* [Aim of the exercise] Show each line of the data below that has the string "Pogge" in it.

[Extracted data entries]
☆ ☆ ☆ ☆
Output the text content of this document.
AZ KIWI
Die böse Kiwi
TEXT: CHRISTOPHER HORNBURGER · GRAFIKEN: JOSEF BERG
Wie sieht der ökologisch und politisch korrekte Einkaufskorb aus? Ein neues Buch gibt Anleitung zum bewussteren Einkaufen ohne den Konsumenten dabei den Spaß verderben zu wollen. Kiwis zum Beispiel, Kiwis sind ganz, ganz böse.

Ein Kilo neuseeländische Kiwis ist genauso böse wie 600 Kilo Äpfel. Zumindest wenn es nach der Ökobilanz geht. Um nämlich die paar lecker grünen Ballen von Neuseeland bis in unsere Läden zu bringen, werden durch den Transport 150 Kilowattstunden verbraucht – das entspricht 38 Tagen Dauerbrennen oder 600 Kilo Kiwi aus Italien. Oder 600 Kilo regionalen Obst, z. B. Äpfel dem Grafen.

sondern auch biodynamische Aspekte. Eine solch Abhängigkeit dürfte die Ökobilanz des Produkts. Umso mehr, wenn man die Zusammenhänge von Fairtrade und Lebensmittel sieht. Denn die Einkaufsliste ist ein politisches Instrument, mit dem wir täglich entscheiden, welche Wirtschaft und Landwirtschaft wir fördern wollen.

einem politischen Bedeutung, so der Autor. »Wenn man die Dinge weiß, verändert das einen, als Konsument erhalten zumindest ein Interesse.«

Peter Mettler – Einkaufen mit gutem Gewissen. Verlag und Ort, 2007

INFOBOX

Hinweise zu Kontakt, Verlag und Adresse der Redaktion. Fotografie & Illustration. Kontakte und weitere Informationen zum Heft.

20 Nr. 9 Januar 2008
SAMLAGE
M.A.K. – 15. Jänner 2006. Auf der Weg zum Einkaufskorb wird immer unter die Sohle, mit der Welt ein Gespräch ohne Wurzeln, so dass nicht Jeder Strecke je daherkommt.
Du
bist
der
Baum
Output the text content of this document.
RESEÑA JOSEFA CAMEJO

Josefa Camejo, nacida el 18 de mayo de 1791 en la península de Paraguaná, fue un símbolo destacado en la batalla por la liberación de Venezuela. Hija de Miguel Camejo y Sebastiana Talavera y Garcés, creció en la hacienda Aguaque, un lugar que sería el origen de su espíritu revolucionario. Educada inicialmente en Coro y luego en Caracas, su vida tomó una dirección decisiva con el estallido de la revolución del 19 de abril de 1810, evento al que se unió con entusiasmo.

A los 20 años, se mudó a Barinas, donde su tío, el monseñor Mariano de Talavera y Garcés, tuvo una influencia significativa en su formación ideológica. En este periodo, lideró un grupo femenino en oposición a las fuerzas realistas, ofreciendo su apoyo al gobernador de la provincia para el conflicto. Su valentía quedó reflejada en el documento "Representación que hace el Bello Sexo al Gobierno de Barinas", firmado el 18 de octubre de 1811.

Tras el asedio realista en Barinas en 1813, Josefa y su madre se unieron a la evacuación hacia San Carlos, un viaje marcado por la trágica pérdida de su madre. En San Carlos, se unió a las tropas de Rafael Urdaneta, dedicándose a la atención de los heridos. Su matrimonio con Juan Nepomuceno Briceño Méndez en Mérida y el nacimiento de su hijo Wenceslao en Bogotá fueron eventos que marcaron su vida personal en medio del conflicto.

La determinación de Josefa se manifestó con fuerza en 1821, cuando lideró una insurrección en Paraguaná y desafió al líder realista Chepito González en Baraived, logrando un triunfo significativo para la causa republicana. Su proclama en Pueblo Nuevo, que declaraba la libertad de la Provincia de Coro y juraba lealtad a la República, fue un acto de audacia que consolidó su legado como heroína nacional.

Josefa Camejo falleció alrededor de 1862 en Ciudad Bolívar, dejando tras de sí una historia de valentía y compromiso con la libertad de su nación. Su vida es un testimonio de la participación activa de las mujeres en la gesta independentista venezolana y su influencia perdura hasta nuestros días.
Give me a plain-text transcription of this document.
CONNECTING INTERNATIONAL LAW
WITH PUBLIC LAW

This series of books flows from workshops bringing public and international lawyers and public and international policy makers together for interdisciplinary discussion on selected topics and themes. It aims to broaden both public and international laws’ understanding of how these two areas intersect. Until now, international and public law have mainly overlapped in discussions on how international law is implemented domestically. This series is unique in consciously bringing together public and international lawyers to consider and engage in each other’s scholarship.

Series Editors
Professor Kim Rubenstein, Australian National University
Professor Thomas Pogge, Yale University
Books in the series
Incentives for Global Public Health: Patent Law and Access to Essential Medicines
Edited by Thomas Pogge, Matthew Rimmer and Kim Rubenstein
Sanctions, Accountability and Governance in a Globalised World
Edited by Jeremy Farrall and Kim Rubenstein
☆ ☆ ☆ ☆
* [Solution to the problem]
Professor Thomas Pogge, Yale University
Edited by Thomas Pogge, Matthew Rimmer and Kim Rubenstein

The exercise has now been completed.